**WHAT TO WORK ON:**
Find the word "name" in the material below and gather every line that contains it.

**DATASET EXTRACT:**
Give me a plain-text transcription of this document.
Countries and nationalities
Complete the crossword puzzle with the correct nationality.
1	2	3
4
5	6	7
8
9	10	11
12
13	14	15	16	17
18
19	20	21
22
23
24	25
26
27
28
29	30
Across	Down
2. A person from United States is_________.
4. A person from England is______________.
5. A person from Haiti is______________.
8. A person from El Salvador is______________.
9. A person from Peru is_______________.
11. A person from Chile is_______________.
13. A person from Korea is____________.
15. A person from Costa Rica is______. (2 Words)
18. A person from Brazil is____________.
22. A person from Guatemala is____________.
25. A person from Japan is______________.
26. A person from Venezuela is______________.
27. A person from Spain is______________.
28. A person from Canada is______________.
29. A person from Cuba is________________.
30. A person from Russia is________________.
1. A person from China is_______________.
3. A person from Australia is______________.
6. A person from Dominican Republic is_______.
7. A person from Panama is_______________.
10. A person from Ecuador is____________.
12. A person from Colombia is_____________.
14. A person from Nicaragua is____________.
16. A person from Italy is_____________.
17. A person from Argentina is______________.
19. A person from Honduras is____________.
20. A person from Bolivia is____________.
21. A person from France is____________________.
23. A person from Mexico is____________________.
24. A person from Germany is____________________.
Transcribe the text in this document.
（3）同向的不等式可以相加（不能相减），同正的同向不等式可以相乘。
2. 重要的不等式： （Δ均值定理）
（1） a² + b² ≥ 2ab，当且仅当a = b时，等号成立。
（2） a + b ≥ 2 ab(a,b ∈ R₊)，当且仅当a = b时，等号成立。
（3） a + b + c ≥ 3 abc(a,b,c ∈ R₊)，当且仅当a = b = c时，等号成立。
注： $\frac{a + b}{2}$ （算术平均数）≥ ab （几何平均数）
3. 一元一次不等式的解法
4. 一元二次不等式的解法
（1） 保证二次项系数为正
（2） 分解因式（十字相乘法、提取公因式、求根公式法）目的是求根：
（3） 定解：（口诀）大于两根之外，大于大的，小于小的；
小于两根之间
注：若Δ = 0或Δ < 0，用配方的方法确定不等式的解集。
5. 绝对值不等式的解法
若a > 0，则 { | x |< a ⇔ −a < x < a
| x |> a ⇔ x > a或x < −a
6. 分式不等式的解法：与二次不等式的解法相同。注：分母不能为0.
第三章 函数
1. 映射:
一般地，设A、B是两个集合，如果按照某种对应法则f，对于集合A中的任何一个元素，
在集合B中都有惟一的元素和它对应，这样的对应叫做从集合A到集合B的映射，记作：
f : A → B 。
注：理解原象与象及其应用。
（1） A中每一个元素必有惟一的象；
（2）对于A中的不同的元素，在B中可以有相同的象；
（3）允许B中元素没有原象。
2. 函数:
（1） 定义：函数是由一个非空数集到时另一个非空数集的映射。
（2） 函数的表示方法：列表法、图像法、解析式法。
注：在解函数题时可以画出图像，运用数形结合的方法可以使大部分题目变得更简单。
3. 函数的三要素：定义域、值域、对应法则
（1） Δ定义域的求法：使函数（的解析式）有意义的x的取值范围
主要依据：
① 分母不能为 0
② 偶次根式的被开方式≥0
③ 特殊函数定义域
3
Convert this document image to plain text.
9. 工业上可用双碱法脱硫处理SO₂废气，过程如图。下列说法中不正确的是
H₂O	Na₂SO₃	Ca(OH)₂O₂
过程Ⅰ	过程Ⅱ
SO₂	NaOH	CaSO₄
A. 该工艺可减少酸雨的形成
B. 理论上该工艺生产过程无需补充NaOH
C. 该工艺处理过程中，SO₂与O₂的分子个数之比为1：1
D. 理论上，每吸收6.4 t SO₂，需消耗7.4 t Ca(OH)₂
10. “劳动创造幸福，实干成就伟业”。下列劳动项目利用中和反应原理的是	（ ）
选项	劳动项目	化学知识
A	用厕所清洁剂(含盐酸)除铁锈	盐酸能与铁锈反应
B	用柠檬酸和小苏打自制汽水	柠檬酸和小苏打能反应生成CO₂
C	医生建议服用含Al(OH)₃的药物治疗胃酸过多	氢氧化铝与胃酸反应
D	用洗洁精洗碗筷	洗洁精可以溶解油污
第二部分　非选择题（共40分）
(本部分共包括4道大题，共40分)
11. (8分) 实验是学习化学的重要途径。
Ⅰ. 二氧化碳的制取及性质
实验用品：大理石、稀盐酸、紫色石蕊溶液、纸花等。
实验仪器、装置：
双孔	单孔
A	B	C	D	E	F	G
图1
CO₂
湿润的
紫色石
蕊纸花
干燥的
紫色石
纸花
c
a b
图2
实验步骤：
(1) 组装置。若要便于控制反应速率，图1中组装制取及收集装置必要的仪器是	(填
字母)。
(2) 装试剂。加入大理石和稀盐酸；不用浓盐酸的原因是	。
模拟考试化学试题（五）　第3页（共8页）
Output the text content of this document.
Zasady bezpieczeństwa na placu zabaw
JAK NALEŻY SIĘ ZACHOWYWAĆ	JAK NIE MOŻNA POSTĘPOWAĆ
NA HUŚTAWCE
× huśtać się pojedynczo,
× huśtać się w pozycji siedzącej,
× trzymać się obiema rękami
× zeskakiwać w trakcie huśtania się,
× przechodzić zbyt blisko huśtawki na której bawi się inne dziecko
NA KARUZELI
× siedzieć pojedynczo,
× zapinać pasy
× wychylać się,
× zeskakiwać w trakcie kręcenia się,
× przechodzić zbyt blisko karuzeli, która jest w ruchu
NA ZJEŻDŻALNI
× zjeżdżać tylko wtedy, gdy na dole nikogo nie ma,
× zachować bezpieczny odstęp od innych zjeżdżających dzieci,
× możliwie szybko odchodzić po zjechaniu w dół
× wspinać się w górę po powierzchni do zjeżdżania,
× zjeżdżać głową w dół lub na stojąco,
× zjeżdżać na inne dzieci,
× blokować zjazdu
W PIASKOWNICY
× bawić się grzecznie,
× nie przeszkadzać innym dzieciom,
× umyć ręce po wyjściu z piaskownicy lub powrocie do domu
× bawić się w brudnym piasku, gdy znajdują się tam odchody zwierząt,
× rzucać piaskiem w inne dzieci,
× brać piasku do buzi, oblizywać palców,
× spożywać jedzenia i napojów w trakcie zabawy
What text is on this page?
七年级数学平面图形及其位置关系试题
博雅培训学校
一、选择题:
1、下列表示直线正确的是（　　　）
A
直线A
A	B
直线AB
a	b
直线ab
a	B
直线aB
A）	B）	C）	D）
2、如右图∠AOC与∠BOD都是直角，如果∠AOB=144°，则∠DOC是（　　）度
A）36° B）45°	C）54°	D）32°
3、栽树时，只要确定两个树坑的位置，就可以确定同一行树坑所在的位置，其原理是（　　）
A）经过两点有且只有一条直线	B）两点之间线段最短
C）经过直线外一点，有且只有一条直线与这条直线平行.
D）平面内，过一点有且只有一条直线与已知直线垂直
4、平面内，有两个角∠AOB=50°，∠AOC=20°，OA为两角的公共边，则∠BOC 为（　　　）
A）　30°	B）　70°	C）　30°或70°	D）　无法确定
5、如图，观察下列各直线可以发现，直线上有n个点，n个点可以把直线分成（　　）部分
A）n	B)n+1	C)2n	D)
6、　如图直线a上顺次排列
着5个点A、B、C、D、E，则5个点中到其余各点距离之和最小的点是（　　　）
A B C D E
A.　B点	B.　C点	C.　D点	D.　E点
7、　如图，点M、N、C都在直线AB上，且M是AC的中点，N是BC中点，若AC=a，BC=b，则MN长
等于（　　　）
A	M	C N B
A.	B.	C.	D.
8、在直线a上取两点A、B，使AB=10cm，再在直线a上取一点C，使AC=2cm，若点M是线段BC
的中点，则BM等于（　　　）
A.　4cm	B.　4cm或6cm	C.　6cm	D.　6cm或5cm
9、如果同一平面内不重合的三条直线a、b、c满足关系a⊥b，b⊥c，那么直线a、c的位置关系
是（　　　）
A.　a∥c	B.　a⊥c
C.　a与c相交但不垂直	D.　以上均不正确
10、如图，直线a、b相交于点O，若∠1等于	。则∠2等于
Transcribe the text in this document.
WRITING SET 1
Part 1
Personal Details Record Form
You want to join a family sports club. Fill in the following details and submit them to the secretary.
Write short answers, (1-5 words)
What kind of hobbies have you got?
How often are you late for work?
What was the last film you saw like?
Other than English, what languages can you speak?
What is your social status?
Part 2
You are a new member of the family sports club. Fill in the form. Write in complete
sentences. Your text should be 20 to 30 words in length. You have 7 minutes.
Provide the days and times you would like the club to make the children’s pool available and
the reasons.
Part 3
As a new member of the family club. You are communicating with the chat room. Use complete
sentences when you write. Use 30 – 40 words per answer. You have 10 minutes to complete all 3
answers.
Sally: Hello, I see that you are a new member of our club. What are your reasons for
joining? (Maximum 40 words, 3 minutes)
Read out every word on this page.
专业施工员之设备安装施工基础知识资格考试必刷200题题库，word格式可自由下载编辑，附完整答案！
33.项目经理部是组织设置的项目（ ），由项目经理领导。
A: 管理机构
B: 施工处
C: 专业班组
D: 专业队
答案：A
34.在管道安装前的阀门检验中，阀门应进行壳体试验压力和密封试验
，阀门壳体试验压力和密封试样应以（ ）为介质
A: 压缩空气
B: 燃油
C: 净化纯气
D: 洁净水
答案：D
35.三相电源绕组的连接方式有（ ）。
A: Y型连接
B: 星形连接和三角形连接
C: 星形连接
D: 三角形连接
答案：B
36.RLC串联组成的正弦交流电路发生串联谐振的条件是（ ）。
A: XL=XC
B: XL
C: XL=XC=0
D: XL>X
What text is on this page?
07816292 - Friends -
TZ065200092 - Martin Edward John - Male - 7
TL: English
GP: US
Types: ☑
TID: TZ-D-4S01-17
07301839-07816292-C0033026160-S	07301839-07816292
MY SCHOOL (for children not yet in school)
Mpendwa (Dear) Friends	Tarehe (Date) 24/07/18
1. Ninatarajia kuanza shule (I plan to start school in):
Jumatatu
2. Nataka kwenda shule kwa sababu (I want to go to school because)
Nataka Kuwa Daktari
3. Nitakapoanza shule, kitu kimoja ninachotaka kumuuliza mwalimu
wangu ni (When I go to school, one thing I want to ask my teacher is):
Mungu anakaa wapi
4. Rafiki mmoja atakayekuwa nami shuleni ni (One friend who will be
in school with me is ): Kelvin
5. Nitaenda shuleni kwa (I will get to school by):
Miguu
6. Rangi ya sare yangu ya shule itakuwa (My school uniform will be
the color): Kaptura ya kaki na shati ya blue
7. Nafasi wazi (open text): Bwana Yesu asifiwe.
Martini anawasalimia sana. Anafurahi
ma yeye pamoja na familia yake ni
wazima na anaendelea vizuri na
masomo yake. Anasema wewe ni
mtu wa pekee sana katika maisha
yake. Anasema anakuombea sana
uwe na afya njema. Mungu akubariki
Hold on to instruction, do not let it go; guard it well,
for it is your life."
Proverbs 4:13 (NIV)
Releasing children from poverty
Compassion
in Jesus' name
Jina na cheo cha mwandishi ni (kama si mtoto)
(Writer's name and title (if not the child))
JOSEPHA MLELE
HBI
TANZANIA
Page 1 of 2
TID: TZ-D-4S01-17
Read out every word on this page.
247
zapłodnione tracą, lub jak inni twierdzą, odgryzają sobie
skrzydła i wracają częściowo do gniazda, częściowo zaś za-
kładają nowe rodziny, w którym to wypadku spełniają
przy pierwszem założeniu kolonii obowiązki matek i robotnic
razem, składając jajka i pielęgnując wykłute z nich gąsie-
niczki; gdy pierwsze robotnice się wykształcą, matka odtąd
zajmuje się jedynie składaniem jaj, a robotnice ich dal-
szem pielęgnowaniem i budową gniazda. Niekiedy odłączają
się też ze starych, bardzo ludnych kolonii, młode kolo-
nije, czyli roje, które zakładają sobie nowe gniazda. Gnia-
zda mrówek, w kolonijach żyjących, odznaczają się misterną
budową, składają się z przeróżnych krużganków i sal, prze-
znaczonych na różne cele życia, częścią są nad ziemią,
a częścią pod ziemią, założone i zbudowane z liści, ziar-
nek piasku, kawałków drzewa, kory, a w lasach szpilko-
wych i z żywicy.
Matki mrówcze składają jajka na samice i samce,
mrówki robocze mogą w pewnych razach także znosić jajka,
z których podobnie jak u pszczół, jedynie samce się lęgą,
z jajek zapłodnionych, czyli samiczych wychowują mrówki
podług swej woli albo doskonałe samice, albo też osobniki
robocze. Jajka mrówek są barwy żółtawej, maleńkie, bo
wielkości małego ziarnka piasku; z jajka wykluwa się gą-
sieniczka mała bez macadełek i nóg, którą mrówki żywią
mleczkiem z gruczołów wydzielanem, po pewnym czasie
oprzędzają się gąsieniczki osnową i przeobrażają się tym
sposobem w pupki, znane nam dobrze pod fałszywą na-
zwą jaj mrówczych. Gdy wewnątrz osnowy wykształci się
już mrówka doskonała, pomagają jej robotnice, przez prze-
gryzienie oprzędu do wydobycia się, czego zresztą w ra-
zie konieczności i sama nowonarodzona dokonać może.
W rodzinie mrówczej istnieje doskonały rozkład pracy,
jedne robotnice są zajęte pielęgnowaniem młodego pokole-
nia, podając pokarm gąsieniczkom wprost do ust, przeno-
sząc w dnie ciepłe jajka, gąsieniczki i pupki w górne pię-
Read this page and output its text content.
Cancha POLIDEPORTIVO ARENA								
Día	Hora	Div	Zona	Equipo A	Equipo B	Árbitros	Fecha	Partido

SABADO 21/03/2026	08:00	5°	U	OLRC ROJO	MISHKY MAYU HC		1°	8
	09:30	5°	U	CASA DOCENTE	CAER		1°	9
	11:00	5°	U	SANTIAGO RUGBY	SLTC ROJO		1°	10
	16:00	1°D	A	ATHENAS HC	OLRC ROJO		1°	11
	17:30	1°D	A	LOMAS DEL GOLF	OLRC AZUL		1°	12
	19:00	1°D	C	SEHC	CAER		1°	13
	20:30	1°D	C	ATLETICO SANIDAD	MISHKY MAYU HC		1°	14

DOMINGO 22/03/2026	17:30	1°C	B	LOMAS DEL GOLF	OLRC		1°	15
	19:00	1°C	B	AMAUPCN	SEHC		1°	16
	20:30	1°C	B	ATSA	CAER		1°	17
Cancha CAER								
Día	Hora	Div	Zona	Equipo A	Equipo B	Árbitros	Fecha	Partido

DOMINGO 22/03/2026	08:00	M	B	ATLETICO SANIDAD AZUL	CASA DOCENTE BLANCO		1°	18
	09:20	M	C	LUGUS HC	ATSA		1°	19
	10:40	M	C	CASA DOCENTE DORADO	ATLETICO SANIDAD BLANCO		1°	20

**TASK RESULT:**
in Jesus' name
(Writer's name and title (if not the child))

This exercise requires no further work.